Data items
■ ■ ■ ■ ■ ■ ■
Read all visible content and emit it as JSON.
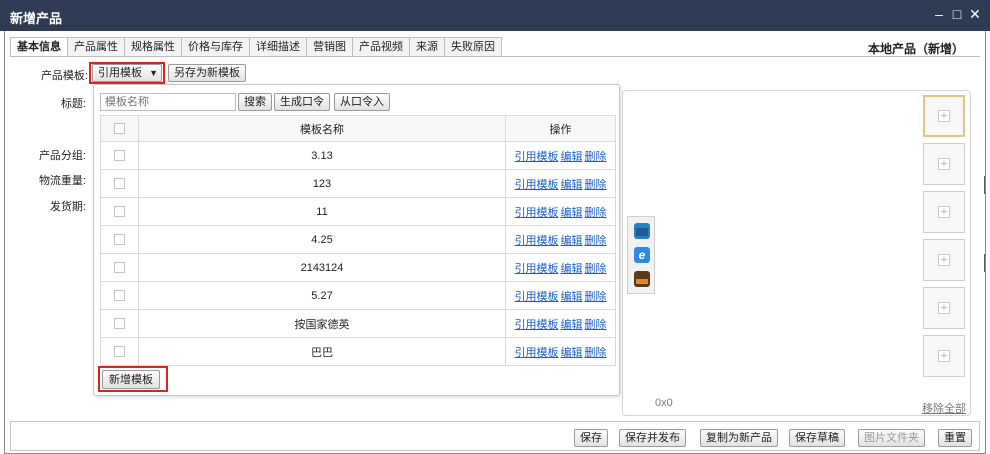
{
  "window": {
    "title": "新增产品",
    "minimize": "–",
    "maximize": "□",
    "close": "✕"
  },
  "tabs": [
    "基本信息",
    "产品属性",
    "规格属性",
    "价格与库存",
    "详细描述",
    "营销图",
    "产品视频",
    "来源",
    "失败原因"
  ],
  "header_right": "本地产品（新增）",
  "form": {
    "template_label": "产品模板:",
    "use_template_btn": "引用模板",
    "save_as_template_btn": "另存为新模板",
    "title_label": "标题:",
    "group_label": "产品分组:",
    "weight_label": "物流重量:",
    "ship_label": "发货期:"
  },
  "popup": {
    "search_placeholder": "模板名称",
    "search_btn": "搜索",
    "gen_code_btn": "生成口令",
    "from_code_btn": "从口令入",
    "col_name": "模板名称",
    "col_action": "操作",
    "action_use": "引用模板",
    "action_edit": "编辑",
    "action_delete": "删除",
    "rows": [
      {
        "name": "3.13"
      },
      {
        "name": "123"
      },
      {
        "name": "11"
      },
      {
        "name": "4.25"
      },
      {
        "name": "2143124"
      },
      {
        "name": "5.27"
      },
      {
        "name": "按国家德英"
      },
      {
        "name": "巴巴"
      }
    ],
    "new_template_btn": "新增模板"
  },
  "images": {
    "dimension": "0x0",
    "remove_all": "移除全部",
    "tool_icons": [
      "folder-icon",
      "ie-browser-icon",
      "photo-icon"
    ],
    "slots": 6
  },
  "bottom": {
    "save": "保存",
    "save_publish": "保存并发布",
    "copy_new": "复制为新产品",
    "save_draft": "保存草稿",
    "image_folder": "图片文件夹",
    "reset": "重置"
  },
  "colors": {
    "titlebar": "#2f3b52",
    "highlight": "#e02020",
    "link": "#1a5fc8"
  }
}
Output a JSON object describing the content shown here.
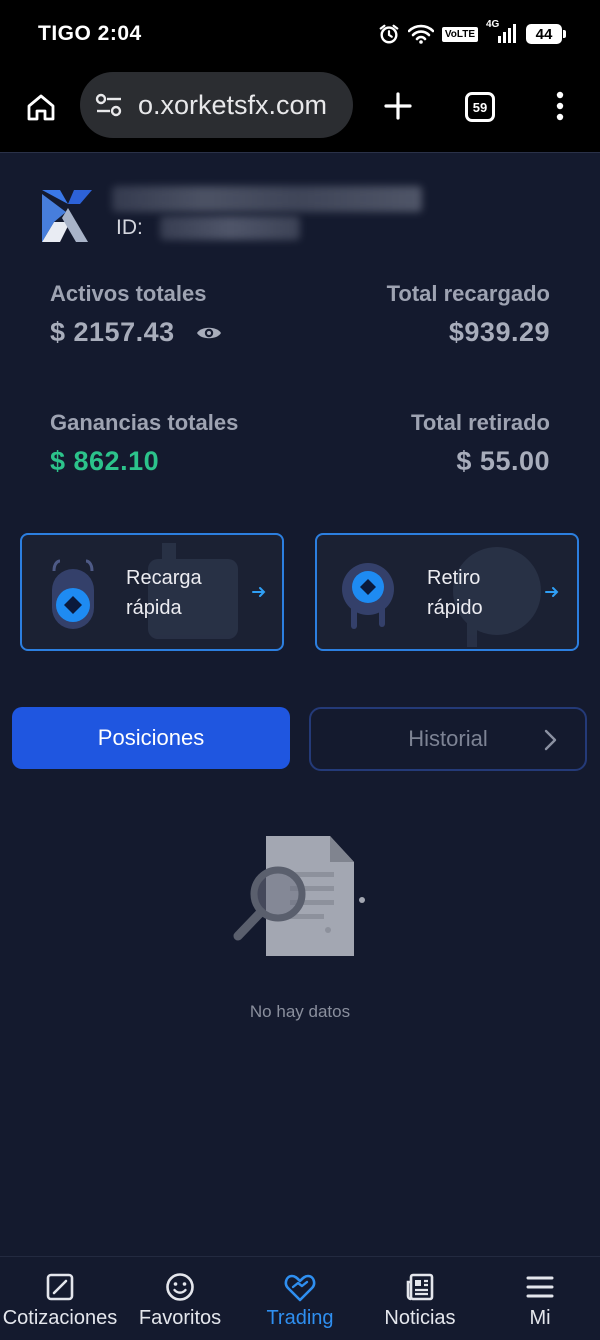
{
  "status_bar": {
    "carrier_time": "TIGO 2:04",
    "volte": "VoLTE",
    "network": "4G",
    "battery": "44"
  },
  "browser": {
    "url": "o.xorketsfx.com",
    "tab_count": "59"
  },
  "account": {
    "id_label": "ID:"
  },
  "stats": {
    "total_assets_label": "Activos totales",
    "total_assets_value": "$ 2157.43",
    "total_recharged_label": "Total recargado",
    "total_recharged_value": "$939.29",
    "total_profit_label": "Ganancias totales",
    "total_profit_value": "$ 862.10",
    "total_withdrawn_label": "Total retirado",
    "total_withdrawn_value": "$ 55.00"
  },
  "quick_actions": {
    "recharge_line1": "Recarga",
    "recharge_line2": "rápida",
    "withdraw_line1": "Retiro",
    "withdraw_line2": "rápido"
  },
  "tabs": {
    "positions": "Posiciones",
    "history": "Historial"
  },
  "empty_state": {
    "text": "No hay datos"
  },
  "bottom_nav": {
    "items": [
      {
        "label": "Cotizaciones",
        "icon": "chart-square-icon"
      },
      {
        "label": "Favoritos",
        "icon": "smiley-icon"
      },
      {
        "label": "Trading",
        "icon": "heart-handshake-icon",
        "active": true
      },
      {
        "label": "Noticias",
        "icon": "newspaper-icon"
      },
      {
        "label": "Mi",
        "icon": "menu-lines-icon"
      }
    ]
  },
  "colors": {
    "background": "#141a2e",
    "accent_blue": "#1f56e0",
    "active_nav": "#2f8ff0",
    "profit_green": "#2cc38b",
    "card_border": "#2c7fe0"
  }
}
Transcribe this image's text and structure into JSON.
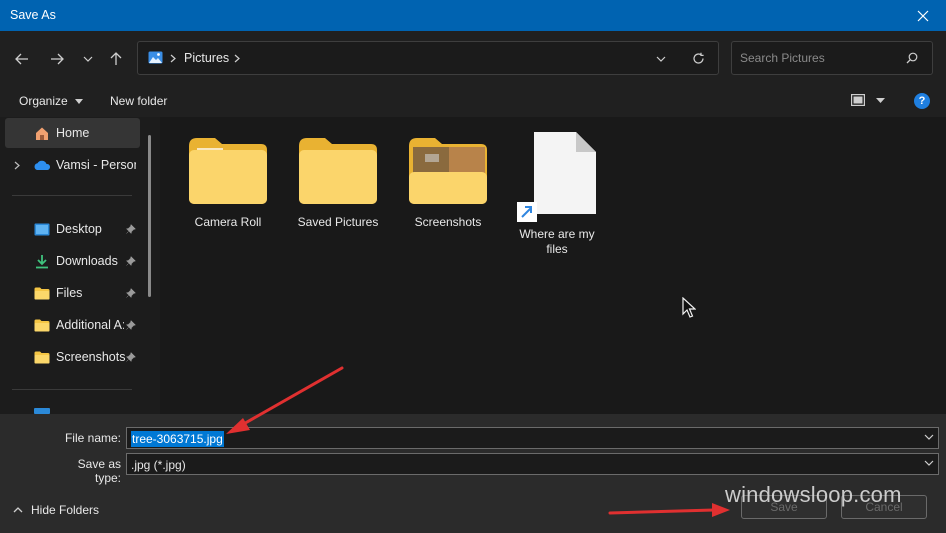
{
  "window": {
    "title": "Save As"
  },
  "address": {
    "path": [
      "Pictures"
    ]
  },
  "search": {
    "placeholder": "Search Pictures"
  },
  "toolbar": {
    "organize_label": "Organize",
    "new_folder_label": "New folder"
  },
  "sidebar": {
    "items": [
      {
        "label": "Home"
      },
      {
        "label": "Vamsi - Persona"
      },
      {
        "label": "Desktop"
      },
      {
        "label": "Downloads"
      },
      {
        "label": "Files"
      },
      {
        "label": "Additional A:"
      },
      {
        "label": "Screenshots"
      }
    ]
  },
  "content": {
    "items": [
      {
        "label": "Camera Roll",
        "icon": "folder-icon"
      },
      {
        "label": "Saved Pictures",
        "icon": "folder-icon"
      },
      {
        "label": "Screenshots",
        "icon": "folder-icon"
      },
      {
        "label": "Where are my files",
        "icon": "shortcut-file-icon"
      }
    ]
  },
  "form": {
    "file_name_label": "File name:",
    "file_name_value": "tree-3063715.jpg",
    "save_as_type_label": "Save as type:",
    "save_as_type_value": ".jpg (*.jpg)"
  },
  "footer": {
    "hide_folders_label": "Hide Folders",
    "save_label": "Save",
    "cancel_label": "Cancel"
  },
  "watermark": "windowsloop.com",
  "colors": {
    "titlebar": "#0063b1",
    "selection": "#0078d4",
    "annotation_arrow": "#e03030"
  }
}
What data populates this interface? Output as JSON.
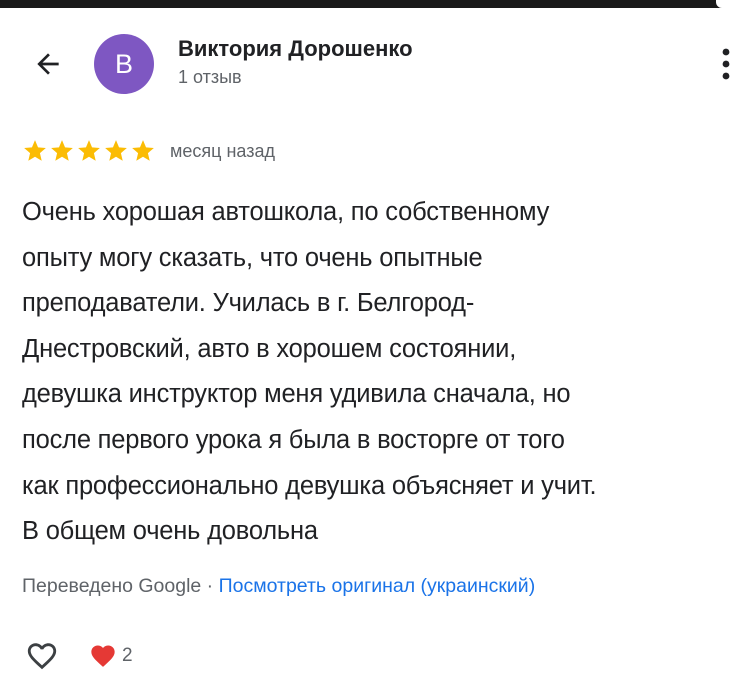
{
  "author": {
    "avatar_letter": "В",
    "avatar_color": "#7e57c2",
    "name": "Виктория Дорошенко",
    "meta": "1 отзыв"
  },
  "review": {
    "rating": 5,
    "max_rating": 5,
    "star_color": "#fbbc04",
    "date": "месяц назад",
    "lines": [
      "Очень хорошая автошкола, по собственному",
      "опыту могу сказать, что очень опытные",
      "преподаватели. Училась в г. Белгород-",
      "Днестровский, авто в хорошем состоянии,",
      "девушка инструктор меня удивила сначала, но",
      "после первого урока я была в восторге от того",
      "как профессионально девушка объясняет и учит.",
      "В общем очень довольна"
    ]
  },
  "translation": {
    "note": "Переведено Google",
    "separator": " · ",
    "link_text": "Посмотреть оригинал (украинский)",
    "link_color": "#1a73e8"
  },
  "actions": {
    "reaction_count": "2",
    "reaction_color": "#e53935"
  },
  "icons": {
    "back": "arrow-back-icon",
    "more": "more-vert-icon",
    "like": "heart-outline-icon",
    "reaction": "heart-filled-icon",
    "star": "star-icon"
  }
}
■ ■ ■ ■ ■ ■ ■
Select all lines in the listing above where the word "模板名称" appears, and show them.

**Full output:**
    "search_placeholder": "模板名称",
    "col_name": "模板名称",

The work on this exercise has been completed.